## [What you will do]
Repeat the material exactly, leaving nothing out.

[Records from a data source]
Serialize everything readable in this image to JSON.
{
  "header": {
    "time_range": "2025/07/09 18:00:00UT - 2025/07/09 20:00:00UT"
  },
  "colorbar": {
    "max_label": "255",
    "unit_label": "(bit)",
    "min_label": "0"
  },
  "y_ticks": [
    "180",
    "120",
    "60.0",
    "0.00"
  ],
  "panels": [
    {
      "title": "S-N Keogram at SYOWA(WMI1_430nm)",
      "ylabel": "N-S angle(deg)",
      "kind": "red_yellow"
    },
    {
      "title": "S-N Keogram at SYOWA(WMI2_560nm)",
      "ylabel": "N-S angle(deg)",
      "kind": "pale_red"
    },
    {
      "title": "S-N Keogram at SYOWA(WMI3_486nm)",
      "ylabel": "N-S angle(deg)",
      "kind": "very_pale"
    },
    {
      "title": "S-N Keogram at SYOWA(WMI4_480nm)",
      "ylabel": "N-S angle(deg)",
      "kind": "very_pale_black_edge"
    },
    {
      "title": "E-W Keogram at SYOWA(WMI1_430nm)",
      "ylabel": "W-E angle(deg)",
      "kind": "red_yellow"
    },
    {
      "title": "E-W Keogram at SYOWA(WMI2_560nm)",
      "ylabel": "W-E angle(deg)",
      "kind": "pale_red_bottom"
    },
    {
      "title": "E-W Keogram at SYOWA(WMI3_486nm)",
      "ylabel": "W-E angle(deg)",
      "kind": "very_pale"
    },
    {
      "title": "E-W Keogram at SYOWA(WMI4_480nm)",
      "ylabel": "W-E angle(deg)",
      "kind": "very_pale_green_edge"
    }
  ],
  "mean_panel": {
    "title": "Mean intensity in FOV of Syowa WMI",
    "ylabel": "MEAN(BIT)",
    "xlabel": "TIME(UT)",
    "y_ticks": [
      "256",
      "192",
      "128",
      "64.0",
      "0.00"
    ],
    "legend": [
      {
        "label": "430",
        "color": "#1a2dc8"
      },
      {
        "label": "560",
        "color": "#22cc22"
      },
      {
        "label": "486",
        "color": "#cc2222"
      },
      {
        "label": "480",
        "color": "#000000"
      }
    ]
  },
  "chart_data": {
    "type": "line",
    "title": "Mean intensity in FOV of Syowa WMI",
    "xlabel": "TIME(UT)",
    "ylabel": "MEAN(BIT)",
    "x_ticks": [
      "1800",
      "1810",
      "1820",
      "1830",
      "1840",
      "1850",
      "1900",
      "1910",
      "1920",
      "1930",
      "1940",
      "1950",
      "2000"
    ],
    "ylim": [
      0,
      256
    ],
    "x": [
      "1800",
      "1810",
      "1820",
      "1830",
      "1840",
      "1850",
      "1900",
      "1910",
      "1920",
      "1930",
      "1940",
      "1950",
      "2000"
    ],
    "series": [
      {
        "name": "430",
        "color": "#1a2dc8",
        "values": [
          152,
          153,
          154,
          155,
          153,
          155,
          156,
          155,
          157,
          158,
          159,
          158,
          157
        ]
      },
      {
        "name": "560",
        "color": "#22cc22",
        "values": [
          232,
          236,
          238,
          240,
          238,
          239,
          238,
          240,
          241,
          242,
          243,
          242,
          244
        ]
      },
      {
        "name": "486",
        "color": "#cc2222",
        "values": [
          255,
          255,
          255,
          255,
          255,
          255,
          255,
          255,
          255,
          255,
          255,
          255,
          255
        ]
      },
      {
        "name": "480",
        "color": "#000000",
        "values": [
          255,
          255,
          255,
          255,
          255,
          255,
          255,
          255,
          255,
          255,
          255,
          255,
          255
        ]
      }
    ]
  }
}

## [Solved exercise]
Serialize everything readable in this image to JSON.
{
  "header": {
    "time_range": "2025/07/09 18:00:00UT - 2025/07/09 20:00:00UT"
  },
  "colorbar": {
    "max_label": "255",
    "unit_label": "(bit)",
    "min_label": "0"
  },
  "y_ticks": [
    "180",
    "120",
    "60.0",
    "0.00"
  ],
  "panels": [
    {
      "title": "S-N Keogram at SYOWA(WMI1_430nm)",
      "ylabel": "N-S angle(deg)",
      "kind": "red_yellow"
    },
    {
      "title": "S-N Keogram at SYOWA(WMI2_560nm)",
      "ylabel": "N-S angle(deg)",
      "kind": "pale_red"
    },
    {
      "title": "S-N Keogram at SYOWA(WMI3_486nm)",
      "ylabel": "N-S angle(deg)",
      "kind": "very_pale"
    },
    {
      "title": "S-N Keogram at SYOWA(WMI4_480nm)",
      "ylabel": "N-S angle(deg)",
      "kind": "very_pale_black_edge"
    },
    {
      "title": "E-W Keogram at SYOWA(WMI1_430nm)",
      "ylabel": "W-E angle(deg)",
      "kind": "red_yellow"
    },
    {
      "title": "E-W Keogram at SYOWA(WMI2_560nm)",
      "ylabel": "W-E angle(deg)",
      "kind": "pale_red_bottom"
    },
    {
      "title": "E-W Keogram at SYOWA(WMI3_486nm)",
      "ylabel": "W-E angle(deg)",
      "kind": "very_pale"
    },
    {
      "title": "E-W Keogram at SYOWA(WMI4_480nm)",
      "ylabel": "W-E angle(deg)",
      "kind": "very_pale_green_edge"
    }
  ],
  "mean_panel": {
    "title": "Mean intensity in FOV of Syowa WMI",
    "ylabel": "MEAN(BIT)",
    "xlabel": "TIME(UT)",
    "y_ticks": [
      "256",
      "192",
      "128",
      "64.0",
      "0.00"
    ],
    "legend": [
      {
        "label": "430",
        "color": "#1a2dc8"
      },
      {
        "label": "560",
        "color": "#22cc22"
      },
      {
        "label": "486",
        "color": "#cc2222"
      },
      {
        "label": "480",
        "color": "#000000"
      }
    ]
  },
  "chart_data": {
    "type": "line",
    "title": "Mean intensity in FOV of Syowa WMI",
    "xlabel": "TIME(UT)",
    "ylabel": "MEAN(BIT)",
    "x_ticks": [
      "1800",
      "1810",
      "1820",
      "1830",
      "1840",
      "1850",
      "1900",
      "1910",
      "1920",
      "1930",
      "1940",
      "1950",
      "2000"
    ],
    "ylim": [
      0,
      256
    ],
    "x": [
      "1800",
      "1810",
      "1820",
      "1830",
      "1840",
      "1850",
      "1900",
      "1910",
      "1920",
      "1930",
      "1940",
      "1950",
      "2000"
    ],
    "series": [
      {
        "name": "430",
        "color": "#1a2dc8",
        "values": [
          152,
          153,
          154,
          155,
          153,
          155,
          156,
          155,
          157,
          158,
          159,
          158,
          157
        ]
      },
      {
        "name": "560",
        "color": "#22cc22",
        "values": [
          232,
          236,
          238,
          240,
          238,
          239,
          238,
          240,
          241,
          242,
          243,
          242,
          244
        ]
      },
      {
        "name": "486",
        "color": "#cc2222",
        "values": [
          255,
          255,
          255,
          255,
          255,
          255,
          255,
          255,
          255,
          255,
          255,
          255,
          255
        ]
      },
      {
        "name": "480",
        "color": "#000000",
        "values": [
          255,
          255,
          255,
          255,
          255,
          255,
          255,
          255,
          255,
          255,
          255,
          255,
          255
        ]
      }
    ]
  }
}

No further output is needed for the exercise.